*The records*.
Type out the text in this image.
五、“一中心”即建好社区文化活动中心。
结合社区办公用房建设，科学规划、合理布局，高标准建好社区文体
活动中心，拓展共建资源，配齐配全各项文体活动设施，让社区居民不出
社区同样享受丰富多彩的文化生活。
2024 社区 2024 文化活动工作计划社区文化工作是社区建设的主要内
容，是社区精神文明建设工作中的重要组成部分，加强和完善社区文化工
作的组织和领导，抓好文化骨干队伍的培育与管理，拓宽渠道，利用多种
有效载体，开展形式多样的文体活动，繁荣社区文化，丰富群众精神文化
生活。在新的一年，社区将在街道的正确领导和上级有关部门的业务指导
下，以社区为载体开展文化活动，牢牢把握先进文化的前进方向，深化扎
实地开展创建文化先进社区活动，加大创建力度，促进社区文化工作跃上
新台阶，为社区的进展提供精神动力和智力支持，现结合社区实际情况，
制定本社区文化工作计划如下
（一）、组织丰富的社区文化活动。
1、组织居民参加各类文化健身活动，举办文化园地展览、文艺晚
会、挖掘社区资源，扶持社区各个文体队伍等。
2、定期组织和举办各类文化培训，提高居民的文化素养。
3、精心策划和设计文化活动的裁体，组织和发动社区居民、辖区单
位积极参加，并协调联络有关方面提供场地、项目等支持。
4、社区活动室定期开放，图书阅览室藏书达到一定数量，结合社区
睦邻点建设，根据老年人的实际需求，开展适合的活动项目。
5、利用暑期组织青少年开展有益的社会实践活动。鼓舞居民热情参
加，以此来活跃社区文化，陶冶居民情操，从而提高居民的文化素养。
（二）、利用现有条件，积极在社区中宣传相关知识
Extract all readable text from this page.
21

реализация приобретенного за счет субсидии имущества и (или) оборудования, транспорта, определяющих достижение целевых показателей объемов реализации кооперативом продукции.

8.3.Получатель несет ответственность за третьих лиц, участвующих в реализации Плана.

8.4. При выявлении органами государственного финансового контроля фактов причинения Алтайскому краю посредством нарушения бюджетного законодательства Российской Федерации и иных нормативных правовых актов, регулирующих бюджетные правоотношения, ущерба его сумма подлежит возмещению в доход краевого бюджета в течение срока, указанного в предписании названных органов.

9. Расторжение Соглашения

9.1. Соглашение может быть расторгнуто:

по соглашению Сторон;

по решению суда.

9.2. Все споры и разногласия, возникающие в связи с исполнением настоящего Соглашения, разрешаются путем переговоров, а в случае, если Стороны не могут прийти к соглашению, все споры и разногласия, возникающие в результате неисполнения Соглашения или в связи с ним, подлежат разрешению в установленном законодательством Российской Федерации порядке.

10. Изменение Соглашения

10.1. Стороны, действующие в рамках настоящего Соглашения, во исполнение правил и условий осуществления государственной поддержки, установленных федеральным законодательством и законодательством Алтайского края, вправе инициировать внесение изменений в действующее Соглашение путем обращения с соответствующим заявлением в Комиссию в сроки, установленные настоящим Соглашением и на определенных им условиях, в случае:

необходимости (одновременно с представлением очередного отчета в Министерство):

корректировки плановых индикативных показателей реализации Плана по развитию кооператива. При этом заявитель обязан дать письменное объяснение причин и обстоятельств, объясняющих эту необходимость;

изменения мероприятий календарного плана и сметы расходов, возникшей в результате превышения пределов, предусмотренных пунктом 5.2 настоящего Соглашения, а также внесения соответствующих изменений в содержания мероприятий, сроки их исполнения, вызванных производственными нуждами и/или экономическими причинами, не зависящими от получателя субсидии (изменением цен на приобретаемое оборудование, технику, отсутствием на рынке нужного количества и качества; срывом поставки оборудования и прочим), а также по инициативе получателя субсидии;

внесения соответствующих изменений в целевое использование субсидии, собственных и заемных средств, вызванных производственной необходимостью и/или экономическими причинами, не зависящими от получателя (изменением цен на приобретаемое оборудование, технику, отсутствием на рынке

*Problem requirements*.
Return the whole listing exactly.

*Task solution*.
Type out the text in this image.
五、“一中心”即建好社区文化活动中心。
结合社区办公用房建设，科学规划、合理布局，高标准建好社区文体
活动中心，拓展共建资源，配齐配全各项文体活动设施，让社区居民不出
社区同样享受丰富多彩的文化生活。
2024 社区 2024 文化活动工作计划社区文化工作是社区建设的主要内
容，是社区精神文明建设工作中的重要组成部分，加强和完善社区文化工
作的组织和领导，抓好文化骨干队伍的培育与管理，拓宽渠道，利用多种
有效载体，开展形式多样的文体活动，繁荣社区文化，丰富群众精神文化
生活。在新的一年，社区将在街道的正确领导和上级有关部门的业务指导
下，以社区为载体开展文化活动，牢牢把握先进文化的前进方向，深化扎
实地开展创建文化先进社区活动，加大创建力度，促进社区文化工作跃上
新台阶，为社区的进展提供精神动力和智力支持，现结合社区实际情况，
制定本社区文化工作计划如下
（一）、组织丰富的社区文化活动。
1、组织居民参加各类文化健身活动，举办文化园地展览、文艺晚
会、挖掘社区资源，扶持社区各个文体队伍等。
2、定期组织和举办各类文化培训，提高居民的文化素养。
3、精心策划和设计文化活动的裁体，组织和发动社区居民、辖区单
位积极参加，并协调联络有关方面提供场地、项目等支持。
4、社区活动室定期开放，图书阅览室藏书达到一定数量，结合社区
睦邻点建设，根据老年人的实际需求，开展适合的活动项目。
5、利用暑期组织青少年开展有益的社会实践活动。鼓舞居民热情参
加，以此来活跃社区文化，陶冶居民情操，从而提高居民的文化素养。
（二）、利用现有条件，积极在社区中宣传相关知识
Extract all readable text from this page.
21

реализация приобретенного за счет субсидии имущества и (или) оборудования, транспорта, определяющих достижение целевых показателей объемов реализации кооперативом продукции.

8.3.Получатель несет ответственность за третьих лиц, участвующих в реализации Плана.

8.4. При выявлении органами государственного финансового контроля фактов причинения Алтайскому краю посредством нарушения бюджетного законодательства Российской Федерации и иных нормативных правовых актов, регулирующих бюджетные правоотношения, ущерба его сумма подлежит возмещению в доход краевого бюджета в течение срока, указанного в предписании названных органов.

9. Расторжение Соглашения

9.1. Соглашение может быть расторгнуто:

по соглашению Сторон;

по решению суда.

9.2. Все споры и разногласия, возникающие в связи с исполнением настоящего Соглашения, разрешаются путем переговоров, а в случае, если Стороны не могут прийти к соглашению, все споры и разногласия, возникающие в результате неисполнения Соглашения или в связи с ним, подлежат разрешению в установленном законодательством Российской Федерации порядке.

10. Изменение Соглашения

10.1. Стороны, действующие в рамках настоящего Соглашения, во исполнение правил и условий осуществления государственной поддержки, установленных федеральным законодательством и законодательством Алтайского края, вправе инициировать внесение изменений в действующее Соглашение путем обращения с соответствующим заявлением в Комиссию в сроки, установленные настоящим Соглашением и на определенных им условиях, в случае:

необходимости (одновременно с представлением очередного отчета в Министерство):

корректировки плановых индикативных показателей реализации Плана по развитию кооператива. При этом заявитель обязан дать письменное объяснение причин и обстоятельств, объясняющих эту необходимость;

изменения мероприятий календарного плана и сметы расходов, возникшей в результате превышения пределов, предусмотренных пунктом 5.2 настоящего Соглашения, а также внесения соответствующих изменений в содержания мероприятий, сроки их исполнения, вызванных производственными нуждами и/или экономическими причинами, не зависящими от получателя субсидии (изменением цен на приобретаемое оборудование, технику, отсутствием на рынке нужного количества и качества; срывом поставки оборудования и прочим), а также по инициативе получателя субсидии;

внесения соответствующих изменений в целевое использование субсидии, собственных и заемных средств, вызванных производственной необходимостью и/или экономическими причинами, не зависящими от получателя (изменением цен на приобретаемое оборудование, технику, отсутствием на рынке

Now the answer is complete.